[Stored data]
· · · · ·
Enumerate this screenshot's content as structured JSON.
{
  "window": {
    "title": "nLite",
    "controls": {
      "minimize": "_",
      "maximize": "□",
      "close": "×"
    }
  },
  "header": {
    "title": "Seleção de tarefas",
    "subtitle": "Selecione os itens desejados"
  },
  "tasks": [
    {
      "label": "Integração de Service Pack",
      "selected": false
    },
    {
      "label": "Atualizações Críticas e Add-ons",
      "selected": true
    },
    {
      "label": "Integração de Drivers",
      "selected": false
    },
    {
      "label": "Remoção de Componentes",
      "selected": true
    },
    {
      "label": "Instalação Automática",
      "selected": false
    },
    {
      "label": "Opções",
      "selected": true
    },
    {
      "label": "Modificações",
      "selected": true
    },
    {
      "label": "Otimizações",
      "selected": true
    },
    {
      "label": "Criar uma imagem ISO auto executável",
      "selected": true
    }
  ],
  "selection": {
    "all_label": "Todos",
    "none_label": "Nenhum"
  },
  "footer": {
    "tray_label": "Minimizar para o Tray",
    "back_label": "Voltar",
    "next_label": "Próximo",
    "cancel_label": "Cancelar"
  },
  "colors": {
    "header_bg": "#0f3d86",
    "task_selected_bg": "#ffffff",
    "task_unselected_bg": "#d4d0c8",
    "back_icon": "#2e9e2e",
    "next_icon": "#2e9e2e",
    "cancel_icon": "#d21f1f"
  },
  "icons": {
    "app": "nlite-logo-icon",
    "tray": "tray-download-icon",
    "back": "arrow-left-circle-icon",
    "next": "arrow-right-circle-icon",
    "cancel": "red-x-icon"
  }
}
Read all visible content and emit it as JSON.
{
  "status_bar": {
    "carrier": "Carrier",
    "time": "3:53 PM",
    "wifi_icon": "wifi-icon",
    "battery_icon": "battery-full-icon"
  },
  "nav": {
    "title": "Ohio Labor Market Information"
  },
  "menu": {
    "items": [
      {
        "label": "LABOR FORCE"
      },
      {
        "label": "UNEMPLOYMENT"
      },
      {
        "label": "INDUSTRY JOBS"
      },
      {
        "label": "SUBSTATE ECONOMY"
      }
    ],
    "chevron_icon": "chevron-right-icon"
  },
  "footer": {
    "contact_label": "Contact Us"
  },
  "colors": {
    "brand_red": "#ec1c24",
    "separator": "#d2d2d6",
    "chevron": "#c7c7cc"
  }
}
· · · · ·
*INSTRUCTIONS TO FOLLOW*
Copy out every line where the word "Integração" occurs.

*WRITTEN RESPONSE*
      "label": "Integração de Service Pack",
      "label": "Integração de Drivers",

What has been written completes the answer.